Records shown
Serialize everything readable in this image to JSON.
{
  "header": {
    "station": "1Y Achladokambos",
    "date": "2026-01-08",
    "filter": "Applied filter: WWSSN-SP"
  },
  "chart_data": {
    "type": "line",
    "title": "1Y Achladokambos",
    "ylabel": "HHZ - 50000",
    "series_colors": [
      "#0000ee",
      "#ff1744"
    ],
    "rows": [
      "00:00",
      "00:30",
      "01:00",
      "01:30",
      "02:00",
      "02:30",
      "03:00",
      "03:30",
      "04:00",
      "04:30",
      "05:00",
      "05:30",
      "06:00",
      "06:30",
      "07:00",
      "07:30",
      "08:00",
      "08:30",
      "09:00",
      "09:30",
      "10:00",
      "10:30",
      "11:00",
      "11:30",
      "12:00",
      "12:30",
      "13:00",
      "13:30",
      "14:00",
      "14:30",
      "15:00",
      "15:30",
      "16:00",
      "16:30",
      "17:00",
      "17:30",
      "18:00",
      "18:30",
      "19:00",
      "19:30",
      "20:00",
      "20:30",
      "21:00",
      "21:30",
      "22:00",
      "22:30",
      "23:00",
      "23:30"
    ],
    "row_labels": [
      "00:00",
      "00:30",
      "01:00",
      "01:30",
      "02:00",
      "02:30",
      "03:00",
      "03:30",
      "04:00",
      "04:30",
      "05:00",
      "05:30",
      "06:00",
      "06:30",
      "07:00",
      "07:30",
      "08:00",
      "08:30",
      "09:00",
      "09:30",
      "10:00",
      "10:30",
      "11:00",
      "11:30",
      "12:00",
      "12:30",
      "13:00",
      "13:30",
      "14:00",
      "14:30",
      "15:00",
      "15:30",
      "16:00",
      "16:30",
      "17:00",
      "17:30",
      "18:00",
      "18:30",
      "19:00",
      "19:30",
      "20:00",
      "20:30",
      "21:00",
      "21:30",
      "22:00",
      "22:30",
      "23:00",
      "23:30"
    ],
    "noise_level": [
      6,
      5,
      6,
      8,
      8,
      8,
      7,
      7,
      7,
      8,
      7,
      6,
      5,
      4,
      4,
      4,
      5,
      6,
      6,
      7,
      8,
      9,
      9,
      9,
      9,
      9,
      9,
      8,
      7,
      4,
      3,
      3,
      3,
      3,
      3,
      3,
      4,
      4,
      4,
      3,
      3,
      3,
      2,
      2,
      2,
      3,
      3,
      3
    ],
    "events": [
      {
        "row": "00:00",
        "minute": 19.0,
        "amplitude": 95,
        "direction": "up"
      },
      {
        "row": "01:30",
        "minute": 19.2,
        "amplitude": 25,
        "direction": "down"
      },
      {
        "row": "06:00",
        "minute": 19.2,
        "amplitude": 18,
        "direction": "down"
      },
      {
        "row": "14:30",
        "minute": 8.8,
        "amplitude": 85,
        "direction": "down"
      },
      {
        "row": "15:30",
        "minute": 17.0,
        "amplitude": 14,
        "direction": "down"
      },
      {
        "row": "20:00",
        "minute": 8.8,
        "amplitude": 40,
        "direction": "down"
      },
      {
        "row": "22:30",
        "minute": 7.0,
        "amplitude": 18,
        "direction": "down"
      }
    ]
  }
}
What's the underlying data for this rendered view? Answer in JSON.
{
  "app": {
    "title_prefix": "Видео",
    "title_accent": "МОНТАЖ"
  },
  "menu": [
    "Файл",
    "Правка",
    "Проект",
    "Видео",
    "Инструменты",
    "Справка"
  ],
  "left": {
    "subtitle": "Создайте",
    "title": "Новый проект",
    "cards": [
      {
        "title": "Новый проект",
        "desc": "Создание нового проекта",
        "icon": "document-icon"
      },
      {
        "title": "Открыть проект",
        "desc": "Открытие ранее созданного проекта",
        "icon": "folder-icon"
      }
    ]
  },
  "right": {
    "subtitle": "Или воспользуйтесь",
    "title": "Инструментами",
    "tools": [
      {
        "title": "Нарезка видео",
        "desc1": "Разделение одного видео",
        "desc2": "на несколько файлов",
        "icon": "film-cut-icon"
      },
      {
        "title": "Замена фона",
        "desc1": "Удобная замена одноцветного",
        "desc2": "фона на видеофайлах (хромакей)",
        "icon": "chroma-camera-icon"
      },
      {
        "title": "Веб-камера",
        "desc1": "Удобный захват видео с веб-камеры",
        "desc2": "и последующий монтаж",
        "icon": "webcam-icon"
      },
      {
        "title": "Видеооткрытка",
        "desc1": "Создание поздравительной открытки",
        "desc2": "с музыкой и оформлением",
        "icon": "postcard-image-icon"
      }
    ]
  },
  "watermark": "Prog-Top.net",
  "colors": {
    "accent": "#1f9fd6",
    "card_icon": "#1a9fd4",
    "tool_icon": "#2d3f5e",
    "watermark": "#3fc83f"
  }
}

The exercise
Extract the complete set of records unchanged.

Response to this exercise
Serialize everything readable in this image to JSON.
{
  "header": {
    "station": "1Y Achladokambos",
    "date": "2026-01-08",
    "filter": "Applied filter: WWSSN-SP"
  },
  "chart_data": {
    "type": "line",
    "title": "1Y Achladokambos",
    "ylabel": "HHZ - 50000",
    "series_colors": [
      "#0000ee",
      "#ff1744"
    ],
    "rows": [
      "00:00",
      "00:30",
      "01:00",
      "01:30",
      "02:00",
      "02:30",
      "03:00",
      "03:30",
      "04:00",
      "04:30",
      "05:00",
      "05:30",
      "06:00",
      "06:30",
      "07:00",
      "07:30",
      "08:00",
      "08:30",
      "09:00",
      "09:30",
      "10:00",
      "10:30",
      "11:00",
      "11:30",
      "12:00",
      "12:30",
      "13:00",
      "13:30",
      "14:00",
      "14:30",
      "15:00",
      "15:30",
      "16:00",
      "16:30",
      "17:00",
      "17:30",
      "18:00",
      "18:30",
      "19:00",
      "19:30",
      "20:00",
      "20:30",
      "21:00",
      "21:30",
      "22:00",
      "22:30",
      "23:00",
      "23:30"
    ],
    "row_labels": [
      "00:00",
      "00:30",
      "01:00",
      "01:30",
      "02:00",
      "02:30",
      "03:00",
      "03:30",
      "04:00",
      "04:30",
      "05:00",
      "05:30",
      "06:00",
      "06:30",
      "07:00",
      "07:30",
      "08:00",
      "08:30",
      "09:00",
      "09:30",
      "10:00",
      "10:30",
      "11:00",
      "11:30",
      "12:00",
      "12:30",
      "13:00",
      "13:30",
      "14:00",
      "14:30",
      "15:00",
      "15:30",
      "16:00",
      "16:30",
      "17:00",
      "17:30",
      "18:00",
      "18:30",
      "19:00",
      "19:30",
      "20:00",
      "20:30",
      "21:00",
      "21:30",
      "22:00",
      "22:30",
      "23:00",
      "23:30"
    ],
    "noise_level": [
      6,
      5,
      6,
      8,
      8,
      8,
      7,
      7,
      7,
      8,
      7,
      6,
      5,
      4,
      4,
      4,
      5,
      6,
      6,
      7,
      8,
      9,
      9,
      9,
      9,
      9,
      9,
      8,
      7,
      4,
      3,
      3,
      3,
      3,
      3,
      3,
      4,
      4,
      4,
      3,
      3,
      3,
      2,
      2,
      2,
      3,
      3,
      3
    ],
    "events": [
      {
        "row": "00:00",
        "minute": 19.0,
        "amplitude": 95,
        "direction": "up"
      },
      {
        "row": "01:30",
        "minute": 19.2,
        "amplitude": 25,
        "direction": "down"
      },
      {
        "row": "06:00",
        "minute": 19.2,
        "amplitude": 18,
        "direction": "down"
      },
      {
        "row": "14:30",
        "minute": 8.8,
        "amplitude": 85,
        "direction": "down"
      },
      {
        "row": "15:30",
        "minute": 17.0,
        "amplitude": 14,
        "direction": "down"
      },
      {
        "row": "20:00",
        "minute": 8.8,
        "amplitude": 40,
        "direction": "down"
      },
      {
        "row": "22:30",
        "minute": 7.0,
        "amplitude": 18,
        "direction": "down"
      }
    ]
  }
}
What's the underlying data for this rendered view? Answer in JSON.
{
  "app": {
    "title_prefix": "Видео",
    "title_accent": "МОНТАЖ"
  },
  "menu": [
    "Файл",
    "Правка",
    "Проект",
    "Видео",
    "Инструменты",
    "Справка"
  ],
  "left": {
    "subtitle": "Создайте",
    "title": "Новый проект",
    "cards": [
      {
        "title": "Новый проект",
        "desc": "Создание нового проекта",
        "icon": "document-icon"
      },
      {
        "title": "Открыть проект",
        "desc": "Открытие ранее созданного проекта",
        "icon": "folder-icon"
      }
    ]
  },
  "right": {
    "subtitle": "Или воспользуйтесь",
    "title": "Инструментами",
    "tools": [
      {
        "title": "Нарезка видео",
        "desc1": "Разделение одного видео",
        "desc2": "на несколько файлов",
        "icon": "film-cut-icon"
      },
      {
        "title": "Замена фона",
        "desc1": "Удобная замена одноцветного",
        "desc2": "фона на видеофайлах (хромакей)",
        "icon": "chroma-camera-icon"
      },
      {
        "title": "Веб-камера",
        "desc1": "Удобный захват видео с веб-камеры",
        "desc2": "и последующий монтаж",
        "icon": "webcam-icon"
      },
      {
        "title": "Видеооткрытка",
        "desc1": "Создание поздравительной открытки",
        "desc2": "с музыкой и оформлением",
        "icon": "postcard-image-icon"
      }
    ]
  },
  "watermark": "Prog-Top.net",
  "colors": {
    "accent": "#1f9fd6",
    "card_icon": "#1a9fd4",
    "tool_icon": "#2d3f5e",
    "watermark": "#3fc83f"
  }
}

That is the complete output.